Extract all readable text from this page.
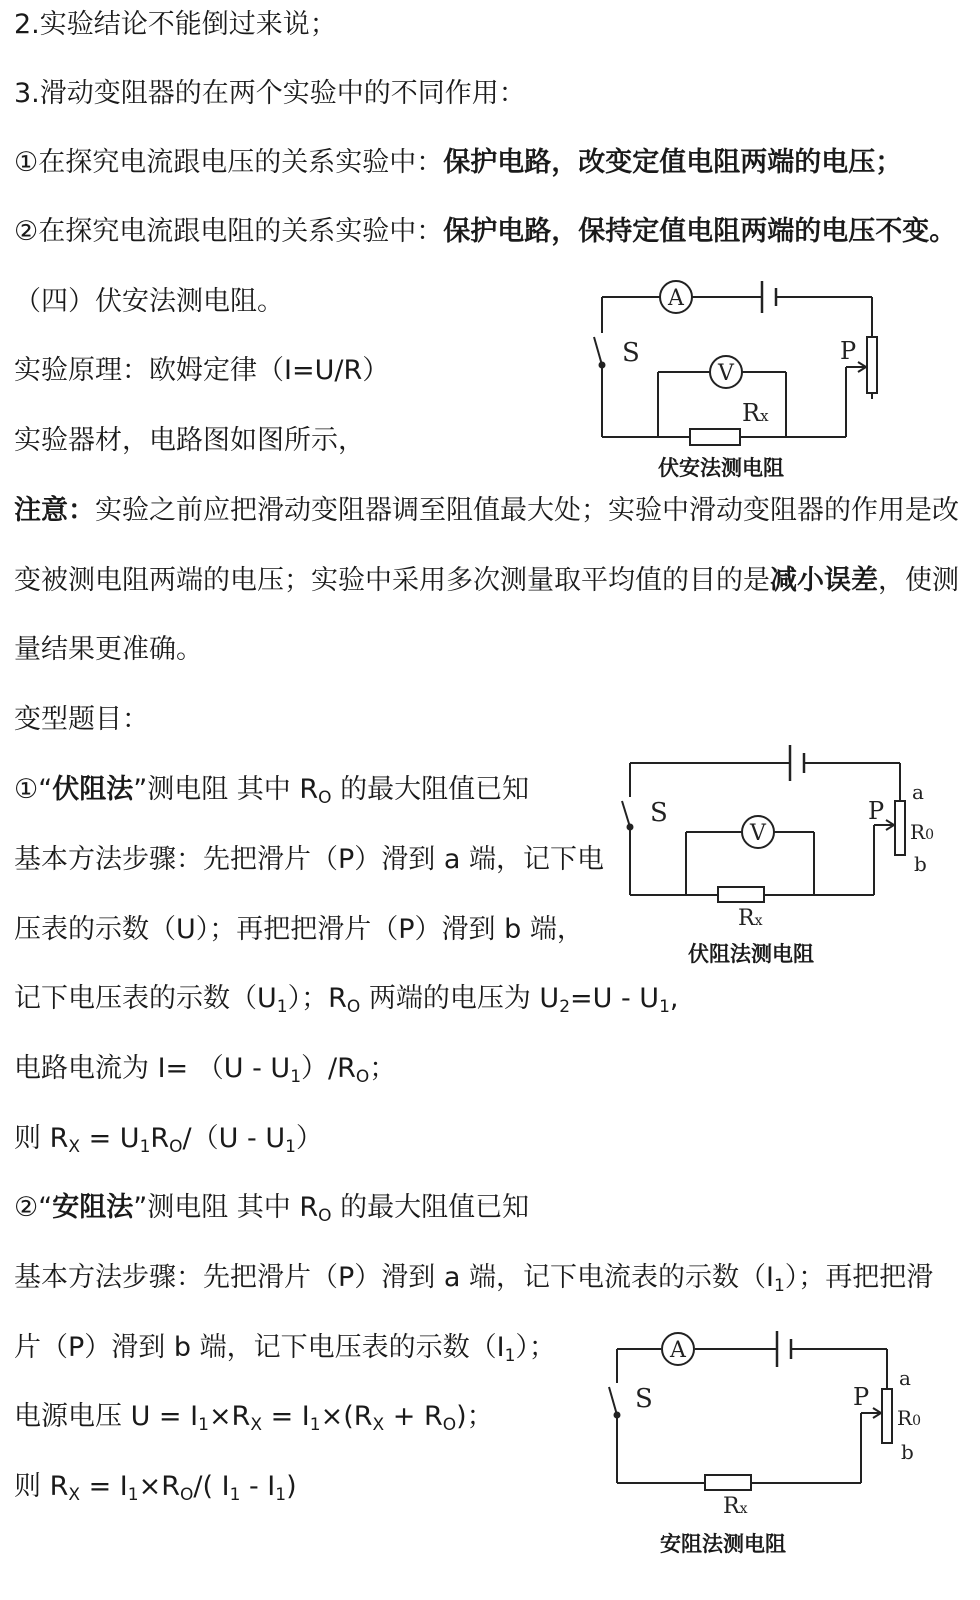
2.实验结论不能倒过来说；
3.滑动变阻器的在两个实验中的不同作用：
①在探究电流跟电压的关系实验中：保护电路，改变定值电阻两端的电压；
②在探究电流跟电阻的关系实验中：保护电路，保持定值电阻两端的电压不变。
（四）伏安法测电阻。
实验原理：欧姆定律（I=U/R）
实验器材，电路图如图所示，
注意：实验之前应把滑动变阻器调至阻值最大处；实验中滑动变阻器的作用是改
变被测电阻两端的电压；实验中采用多次测量取平均值的目的是减小误差，使测
量结果更准确。
变型题目：
①“伏阻法”测电阻 其中 $R_O$ 的最大阻值已知
基本方法步骤：先把滑片（P）滑到 a 端，记下电
压表的示数（U）；再把把滑片（P）滑到 b 端，
记下电压表的示数$(U_1)$；$R_O$ 两端的电压为 $U_2=U - U_1$,
电路电流为 $I= (U - U_1)/R_O$；
则 $R_X = U_1R_O/(U - U_1)$
②“安阻法”测电阻 其中 $R_O$ 的最大阻值已知
基本方法步骤：先把滑片（P）滑到 a 端，记下电流表的示数$(I_1)$；再把把滑
片（P）滑到 b 端，记下电压表的示数$(I_1)$；
电源电压 $U = I_1\times R_X = I_1\times(R_X + R_O)$；
则 $R_X = I_1\times R_O/$( $I_1 - I_1$)
A
S
V
Rx
P
伏安法测电阻
S
V
Rx
P
a
R0
b
伏阻法测电阻
A
S
Rx
P
a
R0
b
安阻法测电阻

########

* [WHAT TO DO] Quote the material word for word, dropping any images it holds.

* [EXPECTED OUTPUT]
Extract all readable text from this page.
2.实验结论不能倒过来说；
3.滑动变阻器的在两个实验中的不同作用：
①在探究电流跟电压的关系实验中：保护电路，改变定值电阻两端的电压；
②在探究电流跟电阻的关系实验中：保护电路，保持定值电阻两端的电压不变。
（四）伏安法测电阻。
实验原理：欧姆定律（I=U/R）
实验器材，电路图如图所示，
注意：实验之前应把滑动变阻器调至阻值最大处；实验中滑动变阻器的作用是改
变被测电阻两端的电压；实验中采用多次测量取平均值的目的是减小误差，使测
量结果更准确。
变型题目：
①“伏阻法”测电阻 其中 $R_O$ 的最大阻值已知
基本方法步骤：先把滑片（P）滑到 a 端，记下电
压表的示数（U）；再把把滑片（P）滑到 b 端，
记下电压表的示数$(U_1)$；$R_O$ 两端的电压为 $U_2=U - U_1$,
电路电流为 $I= (U - U_1)/R_O$；
则 $R_X = U_1R_O/(U - U_1)$
②“安阻法”测电阻 其中 $R_O$ 的最大阻值已知
基本方法步骤：先把滑片（P）滑到 a 端，记下电流表的示数$(I_1)$；再把把滑
片（P）滑到 b 端，记下电压表的示数$(I_1)$；
电源电压 $U = I_1\times R_X = I_1\times(R_X + R_O)$；
则 $R_X = I_1\times R_O/$( $I_1 - I_1$)
A
S
V
Rx
P
伏安法测电阻
S
V
Rx
P
a
R0
b
伏阻法测电阻
A
S
Rx
P
a
R0
b
安阻法测电阻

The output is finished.